SUPPLIED PASSAGE ::

* * * * * * * * *

# Brittany Ferries France-UK



## HermanHymer (Dec 5, 2008)

Is the discount scheme still operational? 

If so I would appreciate it if someone would be kind enough to share their membership number. I need to book a return trip from France in September and the discount pays for the cabin!

Thank you in anticipation.


----------



## bognormike (May 10, 2005)

Careful!


----------



## HermanHymer (Dec 5, 2008)

I don't mind sharing a cabin as long as he/she doesn't snore!

Now some kind person, who shall remain nameless, has shared his no with me, what other offers? I can't let Aldra, Jan and Tuggie and Barry get all the action!!!


----------



## Mrplodd (Mar 4, 2008)

Herman

PM me !!!

Ooops didnt spot someone has beaten me to it and for some reason I am unable to delete this post

Andy


----------



## HermanHymer (Dec 5, 2008)

Was that about the number or were you volunteering for non-snoring cabin duty? (Think smiley here as per the one in your byeline) (No smilies on quick reply!)


----------



## nicholsong (May 26, 2009)

Andy

Beaten you to what? Sharing the cabin with Viv or the discount code? - or both?

Problem is she is starting from t'other side of the ditch. Bad luck.

Geoff


----------



## HermanHymer (Dec 5, 2008)

I tried to book on the French option of BF as I am travelling one way St Malo to Portsmouth. The ticket in Euros is £15 cheaper than the £ version (surprise, surprise!) and I have to pay in rands in any case.

However, the French site does not accept the numbers the very kind members have permitted me to use. That site is looking for a membership number starting with B. I thought this was a little strange. 

Any opinions on this? Anyone have a B number? £15 isn't a lot of money, but in Rand terms that's a dozen bottles of eminently drinkable wine.


----------



## HermanHymer (Dec 5, 2008)

Oh yes, sorry I forgot to mention - the discounts do work on the English language site, but it doesn't make a huge difference after allowing for the £15 extra charge.


----------



## Mrplodd (Mar 4, 2008)

The code I have starts with "F" !!!! (Not mine but a close mates who is happy to share) 

I am seriously looking at going for the BF frequent traveller deal. One Western Approaches crossing and its paid for (especially now I have a caravan rather than a MH) 

Andy


----------

* * * * * * * * *

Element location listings
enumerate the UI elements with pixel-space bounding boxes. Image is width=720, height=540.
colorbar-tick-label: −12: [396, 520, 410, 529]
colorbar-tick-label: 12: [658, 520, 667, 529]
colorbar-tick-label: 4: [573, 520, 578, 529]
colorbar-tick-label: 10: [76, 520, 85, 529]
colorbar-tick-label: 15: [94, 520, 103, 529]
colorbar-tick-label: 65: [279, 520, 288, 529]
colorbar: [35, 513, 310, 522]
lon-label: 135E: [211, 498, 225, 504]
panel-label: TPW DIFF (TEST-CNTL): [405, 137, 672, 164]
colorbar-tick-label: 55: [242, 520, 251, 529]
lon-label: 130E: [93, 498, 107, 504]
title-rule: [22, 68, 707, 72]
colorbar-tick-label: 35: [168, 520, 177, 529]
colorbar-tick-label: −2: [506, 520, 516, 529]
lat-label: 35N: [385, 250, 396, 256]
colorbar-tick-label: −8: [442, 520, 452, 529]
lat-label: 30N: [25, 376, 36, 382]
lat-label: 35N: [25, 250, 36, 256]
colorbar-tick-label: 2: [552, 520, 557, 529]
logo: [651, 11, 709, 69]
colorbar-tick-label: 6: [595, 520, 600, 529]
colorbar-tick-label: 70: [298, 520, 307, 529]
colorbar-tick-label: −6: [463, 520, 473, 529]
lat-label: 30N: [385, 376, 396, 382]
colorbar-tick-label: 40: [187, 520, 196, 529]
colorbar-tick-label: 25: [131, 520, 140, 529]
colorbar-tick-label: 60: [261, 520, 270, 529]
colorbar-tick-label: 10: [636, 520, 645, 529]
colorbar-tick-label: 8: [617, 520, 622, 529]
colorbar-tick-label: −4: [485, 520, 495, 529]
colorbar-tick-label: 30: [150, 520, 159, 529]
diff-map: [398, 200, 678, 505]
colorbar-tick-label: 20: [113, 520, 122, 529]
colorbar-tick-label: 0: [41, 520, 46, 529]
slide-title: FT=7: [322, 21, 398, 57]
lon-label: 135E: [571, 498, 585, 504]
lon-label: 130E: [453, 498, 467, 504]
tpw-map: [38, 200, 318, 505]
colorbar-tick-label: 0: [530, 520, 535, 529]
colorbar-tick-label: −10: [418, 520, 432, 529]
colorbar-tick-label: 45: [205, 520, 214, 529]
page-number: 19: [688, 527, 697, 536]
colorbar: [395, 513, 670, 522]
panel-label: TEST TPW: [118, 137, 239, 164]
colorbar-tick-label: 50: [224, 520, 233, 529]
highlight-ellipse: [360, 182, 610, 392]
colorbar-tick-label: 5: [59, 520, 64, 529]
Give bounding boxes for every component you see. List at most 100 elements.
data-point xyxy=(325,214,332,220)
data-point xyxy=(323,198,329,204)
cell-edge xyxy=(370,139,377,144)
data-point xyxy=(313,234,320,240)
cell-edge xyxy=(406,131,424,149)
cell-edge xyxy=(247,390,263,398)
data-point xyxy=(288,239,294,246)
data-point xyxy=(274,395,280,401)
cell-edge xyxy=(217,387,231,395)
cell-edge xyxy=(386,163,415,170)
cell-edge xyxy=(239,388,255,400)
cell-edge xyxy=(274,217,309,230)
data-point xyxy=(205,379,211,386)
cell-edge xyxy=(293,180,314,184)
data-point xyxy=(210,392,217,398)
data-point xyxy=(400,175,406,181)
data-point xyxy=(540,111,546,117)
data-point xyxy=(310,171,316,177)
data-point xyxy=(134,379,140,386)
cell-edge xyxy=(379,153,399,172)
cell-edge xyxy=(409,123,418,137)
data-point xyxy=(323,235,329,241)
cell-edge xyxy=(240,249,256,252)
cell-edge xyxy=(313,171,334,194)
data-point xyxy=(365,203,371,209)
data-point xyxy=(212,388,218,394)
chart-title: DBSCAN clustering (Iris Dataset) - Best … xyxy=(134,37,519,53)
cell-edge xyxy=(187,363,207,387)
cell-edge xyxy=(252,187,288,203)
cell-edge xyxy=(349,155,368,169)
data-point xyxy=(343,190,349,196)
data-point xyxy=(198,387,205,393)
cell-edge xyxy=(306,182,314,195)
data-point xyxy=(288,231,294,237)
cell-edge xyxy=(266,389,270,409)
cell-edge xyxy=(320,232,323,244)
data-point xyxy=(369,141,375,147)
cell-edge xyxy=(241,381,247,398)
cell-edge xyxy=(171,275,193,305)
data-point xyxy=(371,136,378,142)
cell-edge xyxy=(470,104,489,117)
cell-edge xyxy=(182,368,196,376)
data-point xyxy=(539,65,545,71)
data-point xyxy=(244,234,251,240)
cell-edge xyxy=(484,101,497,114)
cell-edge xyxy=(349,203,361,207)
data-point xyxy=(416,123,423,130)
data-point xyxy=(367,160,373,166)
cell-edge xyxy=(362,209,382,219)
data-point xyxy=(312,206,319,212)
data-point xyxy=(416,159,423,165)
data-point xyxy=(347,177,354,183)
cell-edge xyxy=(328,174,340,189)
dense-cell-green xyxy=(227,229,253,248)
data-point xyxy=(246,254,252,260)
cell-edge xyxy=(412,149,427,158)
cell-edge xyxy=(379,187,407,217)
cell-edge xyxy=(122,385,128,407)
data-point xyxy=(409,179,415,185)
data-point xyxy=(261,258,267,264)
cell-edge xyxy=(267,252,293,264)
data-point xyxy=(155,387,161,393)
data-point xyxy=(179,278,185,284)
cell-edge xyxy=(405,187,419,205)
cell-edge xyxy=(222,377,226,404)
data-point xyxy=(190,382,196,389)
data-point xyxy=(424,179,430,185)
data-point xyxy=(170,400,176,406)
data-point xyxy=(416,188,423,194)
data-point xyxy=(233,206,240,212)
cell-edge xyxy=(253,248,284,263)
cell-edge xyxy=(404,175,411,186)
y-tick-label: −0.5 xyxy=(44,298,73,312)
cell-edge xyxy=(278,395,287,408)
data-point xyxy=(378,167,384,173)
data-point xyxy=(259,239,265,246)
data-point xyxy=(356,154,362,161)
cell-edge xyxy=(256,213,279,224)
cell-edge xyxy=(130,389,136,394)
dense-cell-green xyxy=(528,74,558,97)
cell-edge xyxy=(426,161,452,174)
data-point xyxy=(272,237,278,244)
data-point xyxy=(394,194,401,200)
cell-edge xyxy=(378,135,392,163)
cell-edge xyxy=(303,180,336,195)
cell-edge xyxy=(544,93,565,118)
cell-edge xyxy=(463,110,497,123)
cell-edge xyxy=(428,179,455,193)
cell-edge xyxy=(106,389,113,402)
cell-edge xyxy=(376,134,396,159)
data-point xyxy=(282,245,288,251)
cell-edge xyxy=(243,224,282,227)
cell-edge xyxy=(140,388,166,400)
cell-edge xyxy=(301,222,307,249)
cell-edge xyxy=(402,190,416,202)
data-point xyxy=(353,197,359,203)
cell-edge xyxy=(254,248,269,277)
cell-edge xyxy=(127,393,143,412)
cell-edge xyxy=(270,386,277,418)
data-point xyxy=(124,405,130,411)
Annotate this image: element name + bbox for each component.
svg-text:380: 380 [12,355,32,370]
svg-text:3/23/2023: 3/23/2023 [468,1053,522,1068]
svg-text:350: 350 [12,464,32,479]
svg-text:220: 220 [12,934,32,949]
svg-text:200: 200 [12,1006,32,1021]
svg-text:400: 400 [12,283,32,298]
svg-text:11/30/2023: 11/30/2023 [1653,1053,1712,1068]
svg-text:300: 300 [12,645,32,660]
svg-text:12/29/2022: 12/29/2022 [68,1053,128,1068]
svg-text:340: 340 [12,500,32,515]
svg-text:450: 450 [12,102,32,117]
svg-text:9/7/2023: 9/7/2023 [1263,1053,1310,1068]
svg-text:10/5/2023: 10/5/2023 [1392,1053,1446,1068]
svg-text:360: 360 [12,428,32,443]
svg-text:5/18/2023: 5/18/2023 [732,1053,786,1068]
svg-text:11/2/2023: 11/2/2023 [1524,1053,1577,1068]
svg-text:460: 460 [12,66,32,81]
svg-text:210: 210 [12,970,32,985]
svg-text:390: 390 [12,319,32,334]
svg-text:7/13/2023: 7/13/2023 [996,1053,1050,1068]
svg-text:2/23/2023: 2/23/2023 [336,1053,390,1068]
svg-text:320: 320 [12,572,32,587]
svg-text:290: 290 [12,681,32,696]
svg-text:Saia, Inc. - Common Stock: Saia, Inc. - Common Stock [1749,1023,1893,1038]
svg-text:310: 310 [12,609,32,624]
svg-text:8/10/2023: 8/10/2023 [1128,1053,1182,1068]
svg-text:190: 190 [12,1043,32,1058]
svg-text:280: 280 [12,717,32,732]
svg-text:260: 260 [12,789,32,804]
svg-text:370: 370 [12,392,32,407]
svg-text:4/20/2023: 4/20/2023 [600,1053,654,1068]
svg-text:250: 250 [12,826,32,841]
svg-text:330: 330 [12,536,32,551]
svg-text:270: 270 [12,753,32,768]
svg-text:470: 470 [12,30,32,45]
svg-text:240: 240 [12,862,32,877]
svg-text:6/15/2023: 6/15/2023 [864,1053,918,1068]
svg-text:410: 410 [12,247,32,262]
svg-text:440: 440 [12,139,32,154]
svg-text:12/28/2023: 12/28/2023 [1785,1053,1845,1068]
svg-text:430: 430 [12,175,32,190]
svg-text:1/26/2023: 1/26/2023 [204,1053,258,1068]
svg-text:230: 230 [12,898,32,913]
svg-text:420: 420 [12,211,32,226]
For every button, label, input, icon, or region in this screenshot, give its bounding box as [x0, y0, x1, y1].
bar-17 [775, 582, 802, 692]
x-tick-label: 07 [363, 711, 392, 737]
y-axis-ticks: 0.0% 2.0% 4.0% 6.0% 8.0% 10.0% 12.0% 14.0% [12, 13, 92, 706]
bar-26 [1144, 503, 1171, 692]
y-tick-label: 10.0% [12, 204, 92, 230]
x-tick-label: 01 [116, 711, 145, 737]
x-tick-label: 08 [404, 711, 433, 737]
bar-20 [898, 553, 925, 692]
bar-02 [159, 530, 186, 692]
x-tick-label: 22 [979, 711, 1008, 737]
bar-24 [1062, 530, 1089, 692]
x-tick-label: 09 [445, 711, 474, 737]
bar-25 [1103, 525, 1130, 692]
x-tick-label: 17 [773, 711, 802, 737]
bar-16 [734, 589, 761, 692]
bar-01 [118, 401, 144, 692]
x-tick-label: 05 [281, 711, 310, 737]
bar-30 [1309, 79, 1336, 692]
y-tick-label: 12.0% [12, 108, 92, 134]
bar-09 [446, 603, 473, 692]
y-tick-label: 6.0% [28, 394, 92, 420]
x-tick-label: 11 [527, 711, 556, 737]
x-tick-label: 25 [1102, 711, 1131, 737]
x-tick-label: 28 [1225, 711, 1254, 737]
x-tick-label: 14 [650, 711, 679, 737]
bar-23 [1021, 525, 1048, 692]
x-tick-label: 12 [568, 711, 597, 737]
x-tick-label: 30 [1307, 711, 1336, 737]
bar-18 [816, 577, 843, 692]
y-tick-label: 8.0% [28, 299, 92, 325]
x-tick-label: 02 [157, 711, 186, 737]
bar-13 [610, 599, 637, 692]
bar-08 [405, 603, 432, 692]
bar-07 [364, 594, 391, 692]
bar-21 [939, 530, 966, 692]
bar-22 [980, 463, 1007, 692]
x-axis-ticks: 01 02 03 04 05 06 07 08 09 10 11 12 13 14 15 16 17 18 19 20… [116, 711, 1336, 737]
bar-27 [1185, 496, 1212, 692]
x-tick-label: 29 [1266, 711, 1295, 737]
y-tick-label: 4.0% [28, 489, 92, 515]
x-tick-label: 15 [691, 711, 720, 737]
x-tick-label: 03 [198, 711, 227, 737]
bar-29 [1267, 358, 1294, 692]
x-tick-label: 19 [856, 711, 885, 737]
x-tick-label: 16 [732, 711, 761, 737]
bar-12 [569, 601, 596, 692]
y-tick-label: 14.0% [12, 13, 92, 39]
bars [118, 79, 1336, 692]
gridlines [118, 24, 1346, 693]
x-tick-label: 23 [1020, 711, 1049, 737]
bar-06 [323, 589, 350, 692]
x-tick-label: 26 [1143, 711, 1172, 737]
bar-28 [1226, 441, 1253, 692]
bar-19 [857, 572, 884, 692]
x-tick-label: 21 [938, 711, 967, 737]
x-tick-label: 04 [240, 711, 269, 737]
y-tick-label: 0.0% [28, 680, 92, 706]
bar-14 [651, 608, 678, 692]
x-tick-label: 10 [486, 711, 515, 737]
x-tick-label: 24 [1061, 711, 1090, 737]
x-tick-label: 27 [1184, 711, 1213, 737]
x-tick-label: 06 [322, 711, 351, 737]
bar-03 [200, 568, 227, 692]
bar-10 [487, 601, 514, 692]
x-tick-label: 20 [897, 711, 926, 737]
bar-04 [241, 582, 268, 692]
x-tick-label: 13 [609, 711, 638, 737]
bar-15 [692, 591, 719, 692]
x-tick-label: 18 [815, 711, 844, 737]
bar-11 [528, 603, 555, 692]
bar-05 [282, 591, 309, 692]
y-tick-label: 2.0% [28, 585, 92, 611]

* * * * * * * * *

PARTS OF THE EXERCISE ::
(a) Answer these questions from the Brittany Ferries thread:
(i) On what route is HermanHymer traveling one way?
(ii) What letter must a membership number start with on the French site?
(iii) What letter does the code Mrplodd has start with?
(b) Decide whether each statement agrees with the Brittany Ferries thread. Answer yes or no, quoting the words that settle it.
(i) The French site accepts the numbers that members shared with HermanHymer.
(ii) The code Mrplodd has is his own.
(iii) Mrplodd now has a caravan instead of a motorhome.
(c) Copy out part of the Brittany Ferries thread. Begin at the words "Problem is she" and stop after "a little strange.".
The listings have no connection to the Brittany Ferries thread.

SOLUTIONS PER TASK ::
(a)
(i) St Malo to Portsmouth
(ii) B
(iii) F

(b)
(i) No: "the French site does not accept the numbers the very kind members have permitted me to use"
(ii) No: "Not mine but a close mates who is happy to share"
(iii) Yes: "especially now I have a caravan rather than a MH"

(c)
Problem is she is starting from t'other side of the ditch. Bad luck.

Geoff


----------



## HermanHymer (Dec 5, 2008)

I tried to book on the French option of BF as I am travelling one way St Malo to Portsmouth. The ticket in Euros is £15 cheaper than the £ version (surprise, surprise!) and I have to pay in rands in any case.

However, the French site does not accept the numbers the very kind members have permitted me to use. That site is looking for a membership number starting with B. I thought this was a little strange.